Word for word, copy all the data and drop the pictures.
'''
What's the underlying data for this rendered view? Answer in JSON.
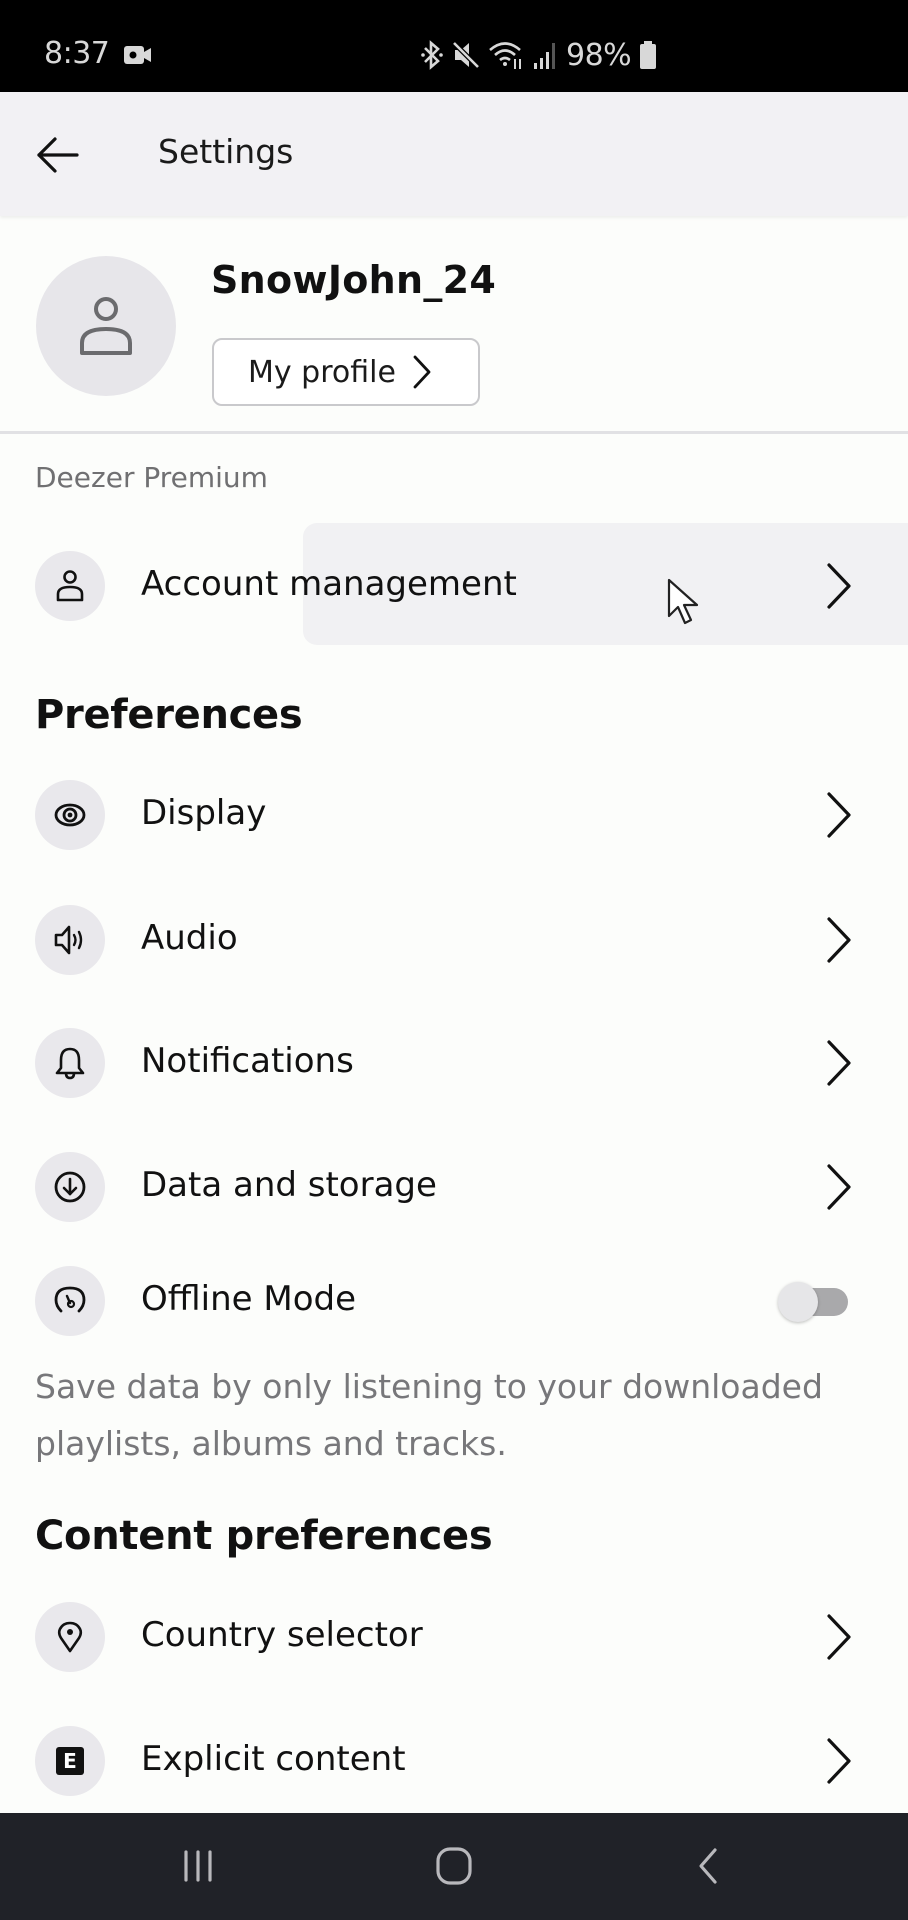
{
  "status_bar": {
    "time": "8:37",
    "battery_percent": "98%",
    "icons": [
      "video-recording-icon",
      "bluetooth-icon",
      "mute-icon",
      "wifi-icon",
      "signal-icon",
      "battery-icon"
    ]
  },
  "header": {
    "title": "Settings",
    "back_icon": "arrow-left-icon"
  },
  "profile": {
    "username": "SnowJohn_24",
    "profile_button_label": "My profile",
    "avatar_icon": "user-icon"
  },
  "sections": {
    "premium": {
      "label": "Deezer Premium",
      "items": [
        {
          "label": "Account management",
          "icon": "user-icon",
          "highlighted": true
        }
      ]
    },
    "preferences": {
      "title": "Preferences",
      "items": [
        {
          "label": "Display",
          "icon": "eye-icon"
        },
        {
          "label": "Audio",
          "icon": "speaker-icon"
        },
        {
          "label": "Notifications",
          "icon": "bell-icon"
        },
        {
          "label": "Data and storage",
          "icon": "download-icon"
        },
        {
          "label": "Offline Mode",
          "icon": "offline-gauge-icon",
          "toggle": false
        }
      ],
      "offline_description": "Save data by only listening to your downloaded playlists, albums and tracks."
    },
    "content_preferences": {
      "title": "Content preferences",
      "items": [
        {
          "label": "Country selector",
          "icon": "location-pin-icon"
        },
        {
          "label": "Explicit content",
          "icon": "explicit-icon",
          "icon_glyph": "E"
        }
      ]
    }
  },
  "nav_bar": {
    "buttons": [
      "recent-apps",
      "home",
      "back"
    ]
  },
  "colors": {
    "header_bg": "#f2f1f4",
    "page_bg": "#fcfdfb",
    "icon_circle_bg": "#e9e8ec",
    "secondary_text": "#707072",
    "nav_bar_bg": "#202228"
  }
}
'''
● **Correct response**:
What's the underlying data for this rendered view? Answer in JSON.
{
  "status_bar": {
    "time": "8:37",
    "battery_percent": "98%",
    "icons": [
      "video-recording-icon",
      "bluetooth-icon",
      "mute-icon",
      "wifi-icon",
      "signal-icon",
      "battery-icon"
    ]
  },
  "header": {
    "title": "Settings",
    "back_icon": "arrow-left-icon"
  },
  "profile": {
    "username": "SnowJohn_24",
    "profile_button_label": "My profile",
    "avatar_icon": "user-icon"
  },
  "sections": {
    "premium": {
      "label": "Deezer Premium",
      "items": [
        {
          "label": "Account management",
          "icon": "user-icon",
          "highlighted": true
        }
      ]
    },
    "preferences": {
      "title": "Preferences",
      "items": [
        {
          "label": "Display",
          "icon": "eye-icon"
        },
        {
          "label": "Audio",
          "icon": "speaker-icon"
        },
        {
          "label": "Notifications",
          "icon": "bell-icon"
        },
        {
          "label": "Data and storage",
          "icon": "download-icon"
        },
        {
          "label": "Offline Mode",
          "icon": "offline-gauge-icon",
          "toggle": false
        }
      ],
      "offline_description": "Save data by only listening to your downloaded playlists, albums and tracks."
    },
    "content_preferences": {
      "title": "Content preferences",
      "items": [
        {
          "label": "Country selector",
          "icon": "location-pin-icon"
        },
        {
          "label": "Explicit content",
          "icon": "explicit-icon",
          "icon_glyph": "E"
        }
      ]
    }
  },
  "nav_bar": {
    "buttons": [
      "recent-apps",
      "home",
      "back"
    ]
  },
  "colors": {
    "header_bg": "#f2f1f4",
    "page_bg": "#fcfdfb",
    "icon_circle_bg": "#e9e8ec",
    "secondary_text": "#707072",
    "nav_bar_bg": "#202228"
  }
}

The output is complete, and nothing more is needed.